ACTIVITY
Each entry needs to be reproduced exactly as it is.

RECORDS SHOWN
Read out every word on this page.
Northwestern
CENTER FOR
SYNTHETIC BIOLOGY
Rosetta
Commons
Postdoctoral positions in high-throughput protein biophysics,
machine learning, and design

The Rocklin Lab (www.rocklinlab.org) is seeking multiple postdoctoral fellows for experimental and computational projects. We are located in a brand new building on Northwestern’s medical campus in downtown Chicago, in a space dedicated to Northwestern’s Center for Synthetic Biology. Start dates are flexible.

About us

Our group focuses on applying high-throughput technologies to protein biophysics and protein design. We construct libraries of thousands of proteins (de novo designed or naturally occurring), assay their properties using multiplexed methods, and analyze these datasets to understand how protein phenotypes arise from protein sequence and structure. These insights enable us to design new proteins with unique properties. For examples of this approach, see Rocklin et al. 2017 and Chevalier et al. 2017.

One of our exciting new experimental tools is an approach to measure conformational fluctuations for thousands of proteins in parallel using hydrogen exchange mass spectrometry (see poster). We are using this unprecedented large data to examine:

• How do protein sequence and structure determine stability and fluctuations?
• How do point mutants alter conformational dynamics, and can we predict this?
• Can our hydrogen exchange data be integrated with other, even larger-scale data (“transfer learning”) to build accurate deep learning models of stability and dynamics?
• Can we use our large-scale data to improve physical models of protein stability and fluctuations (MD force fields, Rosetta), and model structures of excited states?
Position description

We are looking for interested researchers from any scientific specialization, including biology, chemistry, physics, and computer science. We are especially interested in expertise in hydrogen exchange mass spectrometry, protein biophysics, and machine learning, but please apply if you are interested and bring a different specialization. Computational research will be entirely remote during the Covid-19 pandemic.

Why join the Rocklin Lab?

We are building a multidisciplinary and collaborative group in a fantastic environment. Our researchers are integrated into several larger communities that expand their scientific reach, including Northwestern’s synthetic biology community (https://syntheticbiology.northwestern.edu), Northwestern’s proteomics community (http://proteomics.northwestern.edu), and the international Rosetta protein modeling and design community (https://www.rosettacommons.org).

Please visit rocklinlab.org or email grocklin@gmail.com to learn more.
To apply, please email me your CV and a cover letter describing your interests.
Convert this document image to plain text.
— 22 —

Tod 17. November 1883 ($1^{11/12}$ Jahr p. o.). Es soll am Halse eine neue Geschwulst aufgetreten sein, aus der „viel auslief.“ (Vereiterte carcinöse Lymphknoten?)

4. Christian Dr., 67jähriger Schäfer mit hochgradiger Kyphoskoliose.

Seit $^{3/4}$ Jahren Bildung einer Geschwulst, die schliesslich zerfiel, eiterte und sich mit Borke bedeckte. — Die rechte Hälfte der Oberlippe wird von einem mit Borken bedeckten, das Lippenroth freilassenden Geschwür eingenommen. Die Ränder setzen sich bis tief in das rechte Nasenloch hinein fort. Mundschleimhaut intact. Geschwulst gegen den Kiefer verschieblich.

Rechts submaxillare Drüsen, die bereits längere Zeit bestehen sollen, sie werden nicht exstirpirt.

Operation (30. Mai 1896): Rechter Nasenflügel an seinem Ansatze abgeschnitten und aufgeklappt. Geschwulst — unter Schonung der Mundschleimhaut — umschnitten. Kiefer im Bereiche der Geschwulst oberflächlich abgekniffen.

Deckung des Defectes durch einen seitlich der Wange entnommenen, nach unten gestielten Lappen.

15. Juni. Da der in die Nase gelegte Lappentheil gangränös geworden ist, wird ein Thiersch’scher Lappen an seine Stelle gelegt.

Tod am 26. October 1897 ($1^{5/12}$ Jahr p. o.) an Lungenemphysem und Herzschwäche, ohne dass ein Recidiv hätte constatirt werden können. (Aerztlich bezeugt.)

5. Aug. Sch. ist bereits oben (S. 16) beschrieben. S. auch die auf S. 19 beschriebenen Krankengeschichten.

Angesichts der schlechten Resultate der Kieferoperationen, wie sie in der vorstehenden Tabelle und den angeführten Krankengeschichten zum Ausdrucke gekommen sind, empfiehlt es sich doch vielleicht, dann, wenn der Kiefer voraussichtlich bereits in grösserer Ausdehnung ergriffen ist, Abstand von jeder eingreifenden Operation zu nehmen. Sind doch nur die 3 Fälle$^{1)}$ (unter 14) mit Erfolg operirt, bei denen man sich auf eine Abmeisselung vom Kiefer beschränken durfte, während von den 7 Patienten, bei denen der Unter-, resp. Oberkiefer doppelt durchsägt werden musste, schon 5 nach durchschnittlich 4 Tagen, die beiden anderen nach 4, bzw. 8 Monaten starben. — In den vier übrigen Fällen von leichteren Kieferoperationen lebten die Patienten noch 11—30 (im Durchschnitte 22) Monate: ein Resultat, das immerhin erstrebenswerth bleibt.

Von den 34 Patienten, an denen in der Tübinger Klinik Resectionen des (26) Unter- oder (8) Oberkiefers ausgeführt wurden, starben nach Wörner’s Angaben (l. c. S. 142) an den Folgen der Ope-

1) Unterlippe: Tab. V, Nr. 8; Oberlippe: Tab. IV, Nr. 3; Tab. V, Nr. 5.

SOLUTION FOR THIS PROBLEM
Read out every word on this page.
Northwestern
CENTER FOR
SYNTHETIC BIOLOGY
Rosetta
Commons
Postdoctoral positions in high-throughput protein biophysics,
machine learning, and design

The Rocklin Lab (www.rocklinlab.org) is seeking multiple postdoctoral fellows for experimental and computational projects. We are located in a brand new building on Northwestern’s medical campus in downtown Chicago, in a space dedicated to Northwestern’s Center for Synthetic Biology. Start dates are flexible.

About us

Our group focuses on applying high-throughput technologies to protein biophysics and protein design. We construct libraries of thousands of proteins (de novo designed or naturally occurring), assay their properties using multiplexed methods, and analyze these datasets to understand how protein phenotypes arise from protein sequence and structure. These insights enable us to design new proteins with unique properties. For examples of this approach, see Rocklin et al. 2017 and Chevalier et al. 2017.

One of our exciting new experimental tools is an approach to measure conformational fluctuations for thousands of proteins in parallel using hydrogen exchange mass spectrometry (see poster). We are using this unprecedented large data to examine:

• How do protein sequence and structure determine stability and fluctuations?
• How do point mutants alter conformational dynamics, and can we predict this?
• Can our hydrogen exchange data be integrated with other, even larger-scale data (“transfer learning”) to build accurate deep learning models of stability and dynamics?
• Can we use our large-scale data to improve physical models of protein stability and fluctuations (MD force fields, Rosetta), and model structures of excited states?
Position description

We are looking for interested researchers from any scientific specialization, including biology, chemistry, physics, and computer science. We are especially interested in expertise in hydrogen exchange mass spectrometry, protein biophysics, and machine learning, but please apply if you are interested and bring a different specialization. Computational research will be entirely remote during the Covid-19 pandemic.

Why join the Rocklin Lab?

We are building a multidisciplinary and collaborative group in a fantastic environment. Our researchers are integrated into several larger communities that expand their scientific reach, including Northwestern’s synthetic biology community (https://syntheticbiology.northwestern.edu), Northwestern’s proteomics community (http://proteomics.northwestern.edu), and the international Rosetta protein modeling and design community (https://www.rosettacommons.org).

Please visit rocklinlab.org or email grocklin@gmail.com to learn more.
To apply, please email me your CV and a cover letter describing your interests.
Convert this document image to plain text.
— 22 —

Tod 17. November 1883 ($1^{11/12}$ Jahr p. o.). Es soll am Halse eine neue Geschwulst aufgetreten sein, aus der „viel auslief.“ (Vereiterte carcinöse Lymphknoten?)

4. Christian Dr., 67jähriger Schäfer mit hochgradiger Kyphoskoliose.

Seit $^{3/4}$ Jahren Bildung einer Geschwulst, die schliesslich zerfiel, eiterte und sich mit Borke bedeckte. — Die rechte Hälfte der Oberlippe wird von einem mit Borken bedeckten, das Lippenroth freilassenden Geschwür eingenommen. Die Ränder setzen sich bis tief in das rechte Nasenloch hinein fort. Mundschleimhaut intact. Geschwulst gegen den Kiefer verschieblich.

Rechts submaxillare Drüsen, die bereits längere Zeit bestehen sollen, sie werden nicht exstirpirt.

Operation (30. Mai 1896): Rechter Nasenflügel an seinem Ansatze abgeschnitten und aufgeklappt. Geschwulst — unter Schonung der Mundschleimhaut — umschnitten. Kiefer im Bereiche der Geschwulst oberflächlich abgekniffen.

Deckung des Defectes durch einen seitlich der Wange entnommenen, nach unten gestielten Lappen.

15. Juni. Da der in die Nase gelegte Lappentheil gangränös geworden ist, wird ein Thiersch’scher Lappen an seine Stelle gelegt.

Tod am 26. October 1897 ($1^{5/12}$ Jahr p. o.) an Lungenemphysem und Herzschwäche, ohne dass ein Recidiv hätte constatirt werden können. (Aerztlich bezeugt.)

5. Aug. Sch. ist bereits oben (S. 16) beschrieben. S. auch die auf S. 19 beschriebenen Krankengeschichten.

Angesichts der schlechten Resultate der Kieferoperationen, wie sie in der vorstehenden Tabelle und den angeführten Krankengeschichten zum Ausdrucke gekommen sind, empfiehlt es sich doch vielleicht, dann, wenn der Kiefer voraussichtlich bereits in grösserer Ausdehnung ergriffen ist, Abstand von jeder eingreifenden Operation zu nehmen. Sind doch nur die 3 Fälle$^{1)}$ (unter 14) mit Erfolg operirt, bei denen man sich auf eine Abmeisselung vom Kiefer beschränken durfte, während von den 7 Patienten, bei denen der Unter-, resp. Oberkiefer doppelt durchsägt werden musste, schon 5 nach durchschnittlich 4 Tagen, die beiden anderen nach 4, bzw. 8 Monaten starben. — In den vier übrigen Fällen von leichteren Kieferoperationen lebten die Patienten noch 11—30 (im Durchschnitte 22) Monate: ein Resultat, das immerhin erstrebenswerth bleibt.

Von den 34 Patienten, an denen in der Tübinger Klinik Resectionen des (26) Unter- oder (8) Oberkiefers ausgeführt wurden, starben nach Wörner’s Angaben (l. c. S. 142) an den Folgen der Ope-

1) Unterlippe: Tab. V, Nr. 8; Oberlippe: Tab. IV, Nr. 3; Tab. V, Nr. 5.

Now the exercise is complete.